- _EXERCISE PROMPT_: Would you write out the listing verbatim and skip every picture in it?

— Begin SUPPLIED MATERIAL —

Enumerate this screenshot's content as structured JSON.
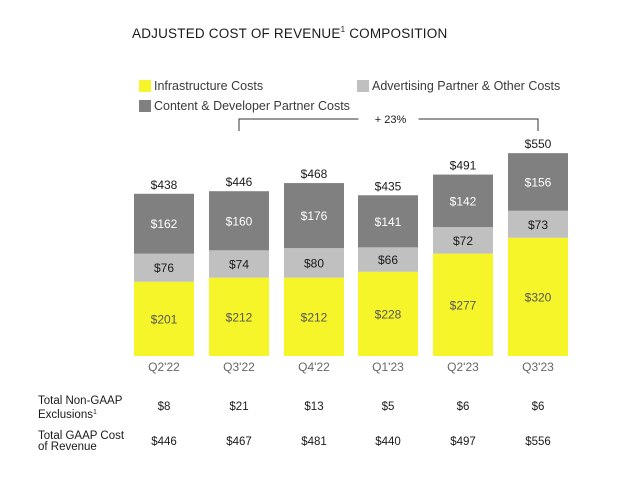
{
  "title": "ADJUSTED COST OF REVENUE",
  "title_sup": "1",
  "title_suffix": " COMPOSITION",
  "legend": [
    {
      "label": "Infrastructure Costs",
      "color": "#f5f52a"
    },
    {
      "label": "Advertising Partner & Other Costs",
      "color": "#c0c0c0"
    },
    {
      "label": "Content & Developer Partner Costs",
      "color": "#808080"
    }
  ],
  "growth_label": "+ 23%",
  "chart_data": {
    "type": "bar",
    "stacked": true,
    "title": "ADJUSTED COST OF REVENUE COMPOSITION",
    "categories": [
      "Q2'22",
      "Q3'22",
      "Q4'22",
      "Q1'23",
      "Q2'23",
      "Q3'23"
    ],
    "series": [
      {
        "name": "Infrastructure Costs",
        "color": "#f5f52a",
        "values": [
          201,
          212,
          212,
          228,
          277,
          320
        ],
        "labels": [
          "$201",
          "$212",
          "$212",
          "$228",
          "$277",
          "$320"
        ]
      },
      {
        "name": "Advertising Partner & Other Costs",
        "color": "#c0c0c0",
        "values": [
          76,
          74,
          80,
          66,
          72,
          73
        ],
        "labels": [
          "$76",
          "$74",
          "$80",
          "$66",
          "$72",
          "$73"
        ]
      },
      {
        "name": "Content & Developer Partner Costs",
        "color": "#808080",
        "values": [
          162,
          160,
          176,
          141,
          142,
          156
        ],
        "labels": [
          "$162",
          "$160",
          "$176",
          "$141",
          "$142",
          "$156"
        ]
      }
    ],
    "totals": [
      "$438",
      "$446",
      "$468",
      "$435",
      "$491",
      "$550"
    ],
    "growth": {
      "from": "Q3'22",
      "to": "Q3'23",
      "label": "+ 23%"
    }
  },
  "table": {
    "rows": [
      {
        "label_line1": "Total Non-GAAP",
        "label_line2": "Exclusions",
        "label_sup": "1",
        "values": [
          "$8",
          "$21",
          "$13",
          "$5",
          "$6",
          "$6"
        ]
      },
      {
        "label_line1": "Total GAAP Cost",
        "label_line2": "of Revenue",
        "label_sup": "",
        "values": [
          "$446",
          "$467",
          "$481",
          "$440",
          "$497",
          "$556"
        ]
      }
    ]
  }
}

— End SUPPLIED MATERIAL —

- _FINAL RESULT_:
Enumerate this screenshot's content as structured JSON.
{
  "title": "ADJUSTED COST OF REVENUE",
  "title_sup": "1",
  "title_suffix": " COMPOSITION",
  "legend": [
    {
      "label": "Infrastructure Costs",
      "color": "#f5f52a"
    },
    {
      "label": "Advertising Partner & Other Costs",
      "color": "#c0c0c0"
    },
    {
      "label": "Content & Developer Partner Costs",
      "color": "#808080"
    }
  ],
  "growth_label": "+ 23%",
  "chart_data": {
    "type": "bar",
    "stacked": true,
    "title": "ADJUSTED COST OF REVENUE COMPOSITION",
    "categories": [
      "Q2'22",
      "Q3'22",
      "Q4'22",
      "Q1'23",
      "Q2'23",
      "Q3'23"
    ],
    "series": [
      {
        "name": "Infrastructure Costs",
        "color": "#f5f52a",
        "values": [
          201,
          212,
          212,
          228,
          277,
          320
        ],
        "labels": [
          "$201",
          "$212",
          "$212",
          "$228",
          "$277",
          "$320"
        ]
      },
      {
        "name": "Advertising Partner & Other Costs",
        "color": "#c0c0c0",
        "values": [
          76,
          74,
          80,
          66,
          72,
          73
        ],
        "labels": [
          "$76",
          "$74",
          "$80",
          "$66",
          "$72",
          "$73"
        ]
      },
      {
        "name": "Content & Developer Partner Costs",
        "color": "#808080",
        "values": [
          162,
          160,
          176,
          141,
          142,
          156
        ],
        "labels": [
          "$162",
          "$160",
          "$176",
          "$141",
          "$142",
          "$156"
        ]
      }
    ],
    "totals": [
      "$438",
      "$446",
      "$468",
      "$435",
      "$491",
      "$550"
    ],
    "growth": {
      "from": "Q3'22",
      "to": "Q3'23",
      "label": "+ 23%"
    }
  },
  "table": {
    "rows": [
      {
        "label_line1": "Total Non-GAAP",
        "label_line2": "Exclusions",
        "label_sup": "1",
        "values": [
          "$8",
          "$21",
          "$13",
          "$5",
          "$6",
          "$6"
        ]
      },
      {
        "label_line1": "Total GAAP Cost",
        "label_line2": "of Revenue",
        "label_sup": "",
        "values": [
          "$446",
          "$467",
          "$481",
          "$440",
          "$497",
          "$556"
        ]
      }
    ]
  }
}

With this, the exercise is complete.